### [STATED EXERCISE]
Please repeat all of the listing exactly.

======== RECORDS FOR THIS TASK

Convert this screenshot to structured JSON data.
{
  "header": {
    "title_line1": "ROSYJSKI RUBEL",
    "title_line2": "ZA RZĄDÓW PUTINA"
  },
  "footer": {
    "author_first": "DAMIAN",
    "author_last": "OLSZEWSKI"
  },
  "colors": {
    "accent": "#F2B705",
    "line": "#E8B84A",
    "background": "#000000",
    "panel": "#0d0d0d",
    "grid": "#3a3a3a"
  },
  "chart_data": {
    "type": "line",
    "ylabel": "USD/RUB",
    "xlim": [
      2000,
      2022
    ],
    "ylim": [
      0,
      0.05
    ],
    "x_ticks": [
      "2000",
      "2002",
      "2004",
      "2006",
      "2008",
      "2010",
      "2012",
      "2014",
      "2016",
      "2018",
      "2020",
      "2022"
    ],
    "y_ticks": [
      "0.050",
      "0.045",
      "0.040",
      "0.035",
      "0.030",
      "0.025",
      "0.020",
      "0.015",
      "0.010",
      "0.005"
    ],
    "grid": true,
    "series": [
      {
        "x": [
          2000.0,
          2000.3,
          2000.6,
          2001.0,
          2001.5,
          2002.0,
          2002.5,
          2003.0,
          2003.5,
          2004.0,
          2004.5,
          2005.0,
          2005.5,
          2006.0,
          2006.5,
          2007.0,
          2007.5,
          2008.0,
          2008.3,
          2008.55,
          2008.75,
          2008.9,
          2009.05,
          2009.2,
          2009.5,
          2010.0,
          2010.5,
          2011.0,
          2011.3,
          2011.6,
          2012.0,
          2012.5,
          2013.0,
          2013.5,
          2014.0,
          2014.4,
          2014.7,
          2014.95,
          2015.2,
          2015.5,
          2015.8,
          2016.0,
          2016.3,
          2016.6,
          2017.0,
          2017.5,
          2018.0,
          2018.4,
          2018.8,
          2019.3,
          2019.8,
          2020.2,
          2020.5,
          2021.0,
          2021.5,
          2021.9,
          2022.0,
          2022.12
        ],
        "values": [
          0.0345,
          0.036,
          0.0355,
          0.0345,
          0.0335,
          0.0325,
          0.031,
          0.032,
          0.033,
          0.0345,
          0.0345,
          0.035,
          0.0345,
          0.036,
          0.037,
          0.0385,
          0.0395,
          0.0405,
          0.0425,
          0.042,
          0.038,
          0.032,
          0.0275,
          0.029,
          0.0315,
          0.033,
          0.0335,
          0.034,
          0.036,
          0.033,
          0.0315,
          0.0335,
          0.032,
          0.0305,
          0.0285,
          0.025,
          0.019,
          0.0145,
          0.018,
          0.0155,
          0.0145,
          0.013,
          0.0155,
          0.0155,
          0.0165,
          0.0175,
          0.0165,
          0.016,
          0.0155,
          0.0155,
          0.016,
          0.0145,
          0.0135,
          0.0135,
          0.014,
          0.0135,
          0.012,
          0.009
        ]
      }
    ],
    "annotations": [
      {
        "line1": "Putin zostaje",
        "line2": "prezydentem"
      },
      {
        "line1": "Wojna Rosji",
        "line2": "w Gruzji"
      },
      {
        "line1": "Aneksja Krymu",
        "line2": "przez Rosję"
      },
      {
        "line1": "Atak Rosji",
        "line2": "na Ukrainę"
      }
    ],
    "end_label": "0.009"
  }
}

================

### [SOLUTION]
Convert this screenshot to structured JSON data.
{
  "header": {
    "title_line1": "ROSYJSKI RUBEL",
    "title_line2": "ZA RZĄDÓW PUTINA"
  },
  "footer": {
    "author_first": "DAMIAN",
    "author_last": "OLSZEWSKI"
  },
  "colors": {
    "accent": "#F2B705",
    "line": "#E8B84A",
    "background": "#000000",
    "panel": "#0d0d0d",
    "grid": "#3a3a3a"
  },
  "chart_data": {
    "type": "line",
    "ylabel": "USD/RUB",
    "xlim": [
      2000,
      2022
    ],
    "ylim": [
      0,
      0.05
    ],
    "x_ticks": [
      "2000",
      "2002",
      "2004",
      "2006",
      "2008",
      "2010",
      "2012",
      "2014",
      "2016",
      "2018",
      "2020",
      "2022"
    ],
    "y_ticks": [
      "0.050",
      "0.045",
      "0.040",
      "0.035",
      "0.030",
      "0.025",
      "0.020",
      "0.015",
      "0.010",
      "0.005"
    ],
    "grid": true,
    "series": [
      {
        "x": [
          2000.0,
          2000.3,
          2000.6,
          2001.0,
          2001.5,
          2002.0,
          2002.5,
          2003.0,
          2003.5,
          2004.0,
          2004.5,
          2005.0,
          2005.5,
          2006.0,
          2006.5,
          2007.0,
          2007.5,
          2008.0,
          2008.3,
          2008.55,
          2008.75,
          2008.9,
          2009.05,
          2009.2,
          2009.5,
          2010.0,
          2010.5,
          2011.0,
          2011.3,
          2011.6,
          2012.0,
          2012.5,
          2013.0,
          2013.5,
          2014.0,
          2014.4,
          2014.7,
          2014.95,
          2015.2,
          2015.5,
          2015.8,
          2016.0,
          2016.3,
          2016.6,
          2017.0,
          2017.5,
          2018.0,
          2018.4,
          2018.8,
          2019.3,
          2019.8,
          2020.2,
          2020.5,
          2021.0,
          2021.5,
          2021.9,
          2022.0,
          2022.12
        ],
        "values": [
          0.0345,
          0.036,
          0.0355,
          0.0345,
          0.0335,
          0.0325,
          0.031,
          0.032,
          0.033,
          0.0345,
          0.0345,
          0.035,
          0.0345,
          0.036,
          0.037,
          0.0385,
          0.0395,
          0.0405,
          0.0425,
          0.042,
          0.038,
          0.032,
          0.0275,
          0.029,
          0.0315,
          0.033,
          0.0335,
          0.034,
          0.036,
          0.033,
          0.0315,
          0.0335,
          0.032,
          0.0305,
          0.0285,
          0.025,
          0.019,
          0.0145,
          0.018,
          0.0155,
          0.0145,
          0.013,
          0.0155,
          0.0155,
          0.0165,
          0.0175,
          0.0165,
          0.016,
          0.0155,
          0.0155,
          0.016,
          0.0145,
          0.0135,
          0.0135,
          0.014,
          0.0135,
          0.012,
          0.009
        ]
      }
    ],
    "annotations": [
      {
        "line1": "Putin zostaje",
        "line2": "prezydentem"
      },
      {
        "line1": "Wojna Rosji",
        "line2": "w Gruzji"
      },
      {
        "line1": "Aneksja Krymu",
        "line2": "przez Rosję"
      },
      {
        "line1": "Atak Rosji",
        "line2": "na Ukrainę"
      }
    ],
    "end_label": "0.009"
  }
}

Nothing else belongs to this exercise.